• **Required task**: Give the number of lines that hold the string "Acrobat". Nothing else is needed.

• **Information supplied**:

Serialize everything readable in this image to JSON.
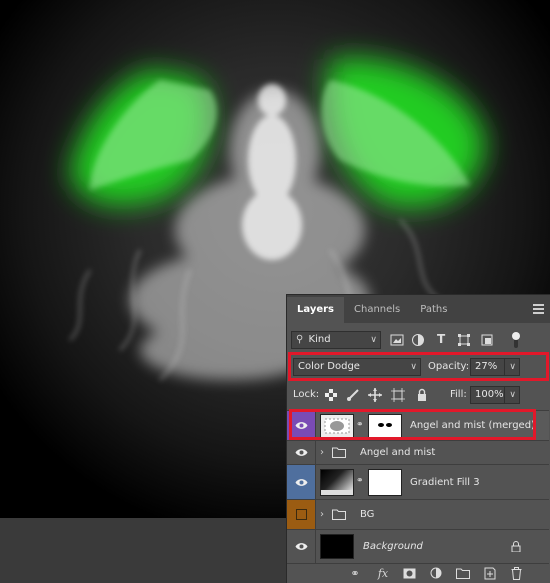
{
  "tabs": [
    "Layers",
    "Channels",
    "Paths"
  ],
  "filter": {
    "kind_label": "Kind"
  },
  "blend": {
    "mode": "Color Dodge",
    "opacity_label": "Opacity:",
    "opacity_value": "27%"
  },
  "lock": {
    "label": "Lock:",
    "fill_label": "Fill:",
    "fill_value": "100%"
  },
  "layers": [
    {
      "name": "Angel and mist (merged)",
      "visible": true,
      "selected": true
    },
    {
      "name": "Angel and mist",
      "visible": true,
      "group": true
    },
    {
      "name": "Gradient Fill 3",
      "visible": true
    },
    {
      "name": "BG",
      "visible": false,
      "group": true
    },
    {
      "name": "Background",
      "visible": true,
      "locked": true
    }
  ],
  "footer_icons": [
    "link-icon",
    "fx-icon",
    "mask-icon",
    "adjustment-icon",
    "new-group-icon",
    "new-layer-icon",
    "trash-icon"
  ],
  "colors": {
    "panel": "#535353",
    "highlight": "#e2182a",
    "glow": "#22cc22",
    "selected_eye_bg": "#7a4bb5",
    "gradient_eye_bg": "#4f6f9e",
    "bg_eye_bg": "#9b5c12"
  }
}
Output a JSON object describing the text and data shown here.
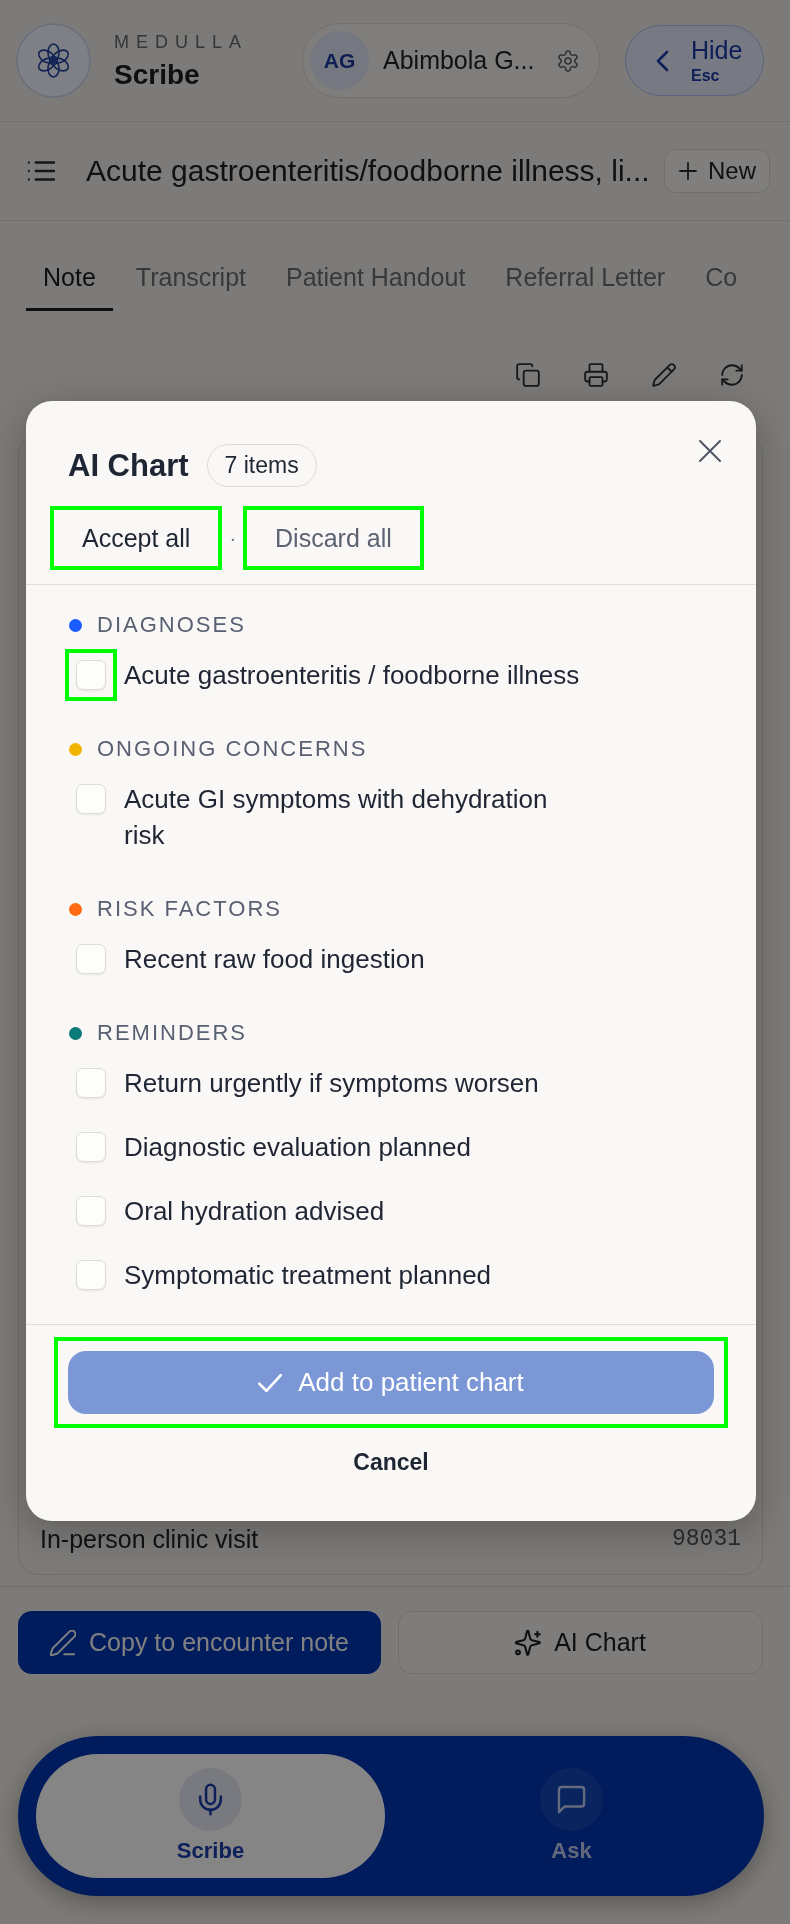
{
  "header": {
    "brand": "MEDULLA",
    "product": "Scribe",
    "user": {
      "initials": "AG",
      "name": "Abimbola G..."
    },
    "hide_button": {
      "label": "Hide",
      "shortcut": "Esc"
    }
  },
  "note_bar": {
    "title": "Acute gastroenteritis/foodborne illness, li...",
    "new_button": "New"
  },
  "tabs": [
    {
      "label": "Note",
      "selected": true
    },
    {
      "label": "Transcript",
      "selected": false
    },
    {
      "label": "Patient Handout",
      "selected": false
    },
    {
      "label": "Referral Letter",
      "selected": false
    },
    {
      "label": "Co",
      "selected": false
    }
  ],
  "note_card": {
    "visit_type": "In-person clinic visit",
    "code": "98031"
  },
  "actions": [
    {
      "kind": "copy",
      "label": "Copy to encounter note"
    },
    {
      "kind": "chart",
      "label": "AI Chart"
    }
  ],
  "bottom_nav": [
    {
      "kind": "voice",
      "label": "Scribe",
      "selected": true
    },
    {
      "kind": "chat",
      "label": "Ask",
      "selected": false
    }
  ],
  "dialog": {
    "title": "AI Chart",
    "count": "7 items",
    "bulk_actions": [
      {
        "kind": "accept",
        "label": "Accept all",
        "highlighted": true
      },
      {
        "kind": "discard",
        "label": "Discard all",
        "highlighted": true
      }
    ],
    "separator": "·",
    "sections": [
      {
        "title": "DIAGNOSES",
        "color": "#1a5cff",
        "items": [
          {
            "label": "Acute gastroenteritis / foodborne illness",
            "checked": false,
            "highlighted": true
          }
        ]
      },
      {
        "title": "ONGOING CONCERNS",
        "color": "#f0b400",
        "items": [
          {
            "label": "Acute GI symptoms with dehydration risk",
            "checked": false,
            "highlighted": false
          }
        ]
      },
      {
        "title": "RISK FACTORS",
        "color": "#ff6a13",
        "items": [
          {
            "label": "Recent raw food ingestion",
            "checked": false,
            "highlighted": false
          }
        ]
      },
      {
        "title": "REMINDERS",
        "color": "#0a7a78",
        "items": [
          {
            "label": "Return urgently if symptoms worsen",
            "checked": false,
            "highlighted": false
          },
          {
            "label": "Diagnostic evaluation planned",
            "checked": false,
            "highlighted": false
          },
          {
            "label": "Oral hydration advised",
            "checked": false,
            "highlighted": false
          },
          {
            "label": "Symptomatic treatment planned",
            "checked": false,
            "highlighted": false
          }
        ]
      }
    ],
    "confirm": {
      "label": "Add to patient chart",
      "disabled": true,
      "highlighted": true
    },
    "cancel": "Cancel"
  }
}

==

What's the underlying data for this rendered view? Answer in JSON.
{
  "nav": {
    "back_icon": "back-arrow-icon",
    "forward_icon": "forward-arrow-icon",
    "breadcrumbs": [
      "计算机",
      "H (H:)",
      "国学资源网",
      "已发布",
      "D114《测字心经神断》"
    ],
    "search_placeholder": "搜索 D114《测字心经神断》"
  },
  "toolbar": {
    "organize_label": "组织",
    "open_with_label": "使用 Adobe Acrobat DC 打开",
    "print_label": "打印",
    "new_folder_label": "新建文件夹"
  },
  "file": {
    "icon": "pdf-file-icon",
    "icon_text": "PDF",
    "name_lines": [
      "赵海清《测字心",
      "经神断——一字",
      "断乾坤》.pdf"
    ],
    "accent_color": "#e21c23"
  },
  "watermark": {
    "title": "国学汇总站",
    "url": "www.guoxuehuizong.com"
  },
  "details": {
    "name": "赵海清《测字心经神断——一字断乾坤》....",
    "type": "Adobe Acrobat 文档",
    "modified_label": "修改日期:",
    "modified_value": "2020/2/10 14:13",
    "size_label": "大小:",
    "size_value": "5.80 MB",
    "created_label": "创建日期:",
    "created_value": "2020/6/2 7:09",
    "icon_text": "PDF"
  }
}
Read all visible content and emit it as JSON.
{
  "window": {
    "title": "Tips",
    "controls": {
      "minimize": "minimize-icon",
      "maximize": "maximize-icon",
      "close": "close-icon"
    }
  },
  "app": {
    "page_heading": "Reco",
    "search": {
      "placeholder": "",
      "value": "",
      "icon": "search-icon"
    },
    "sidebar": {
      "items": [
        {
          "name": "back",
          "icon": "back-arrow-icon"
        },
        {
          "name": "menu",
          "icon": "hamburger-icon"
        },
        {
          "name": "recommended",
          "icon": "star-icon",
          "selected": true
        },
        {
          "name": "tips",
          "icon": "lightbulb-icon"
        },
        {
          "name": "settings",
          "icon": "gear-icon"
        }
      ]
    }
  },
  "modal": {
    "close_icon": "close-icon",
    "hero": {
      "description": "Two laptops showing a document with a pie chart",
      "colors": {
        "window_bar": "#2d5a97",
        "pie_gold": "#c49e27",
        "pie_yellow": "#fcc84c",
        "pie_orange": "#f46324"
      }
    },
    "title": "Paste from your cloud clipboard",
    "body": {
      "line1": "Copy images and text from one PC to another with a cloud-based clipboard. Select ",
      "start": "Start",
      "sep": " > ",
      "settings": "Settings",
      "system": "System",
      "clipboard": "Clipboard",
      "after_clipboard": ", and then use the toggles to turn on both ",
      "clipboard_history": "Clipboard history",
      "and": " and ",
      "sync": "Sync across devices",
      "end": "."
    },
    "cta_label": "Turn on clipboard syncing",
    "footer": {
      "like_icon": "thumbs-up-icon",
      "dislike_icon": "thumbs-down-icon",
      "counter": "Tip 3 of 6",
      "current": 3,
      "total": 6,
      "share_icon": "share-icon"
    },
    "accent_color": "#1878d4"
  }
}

==

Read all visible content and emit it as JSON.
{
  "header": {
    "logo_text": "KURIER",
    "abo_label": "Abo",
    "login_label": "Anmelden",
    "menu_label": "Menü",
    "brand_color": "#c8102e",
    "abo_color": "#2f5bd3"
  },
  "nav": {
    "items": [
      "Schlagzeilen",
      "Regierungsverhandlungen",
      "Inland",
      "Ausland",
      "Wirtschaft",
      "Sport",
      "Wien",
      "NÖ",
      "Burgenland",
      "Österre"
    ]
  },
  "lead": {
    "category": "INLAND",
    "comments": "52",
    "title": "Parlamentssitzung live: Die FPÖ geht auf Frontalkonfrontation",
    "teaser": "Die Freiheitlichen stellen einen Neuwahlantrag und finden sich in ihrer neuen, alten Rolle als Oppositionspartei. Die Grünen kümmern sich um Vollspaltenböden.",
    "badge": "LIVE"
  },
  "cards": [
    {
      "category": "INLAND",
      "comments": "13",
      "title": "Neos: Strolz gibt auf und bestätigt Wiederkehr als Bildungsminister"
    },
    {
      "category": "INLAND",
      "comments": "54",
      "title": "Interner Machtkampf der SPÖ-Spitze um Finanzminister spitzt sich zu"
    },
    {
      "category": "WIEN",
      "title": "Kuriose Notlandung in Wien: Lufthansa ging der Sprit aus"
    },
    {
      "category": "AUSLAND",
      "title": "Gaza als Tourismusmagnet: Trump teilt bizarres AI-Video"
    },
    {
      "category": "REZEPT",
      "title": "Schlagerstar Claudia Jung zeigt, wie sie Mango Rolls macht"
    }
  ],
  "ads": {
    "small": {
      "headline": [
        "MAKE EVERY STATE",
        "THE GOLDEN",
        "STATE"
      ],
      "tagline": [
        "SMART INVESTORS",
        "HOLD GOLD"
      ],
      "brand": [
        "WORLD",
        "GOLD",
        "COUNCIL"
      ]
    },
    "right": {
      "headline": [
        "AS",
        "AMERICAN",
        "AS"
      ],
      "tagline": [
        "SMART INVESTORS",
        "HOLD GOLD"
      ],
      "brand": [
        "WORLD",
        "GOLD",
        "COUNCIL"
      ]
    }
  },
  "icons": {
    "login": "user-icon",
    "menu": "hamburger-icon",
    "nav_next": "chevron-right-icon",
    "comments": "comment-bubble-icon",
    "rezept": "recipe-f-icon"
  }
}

• **Exercise answer**: 2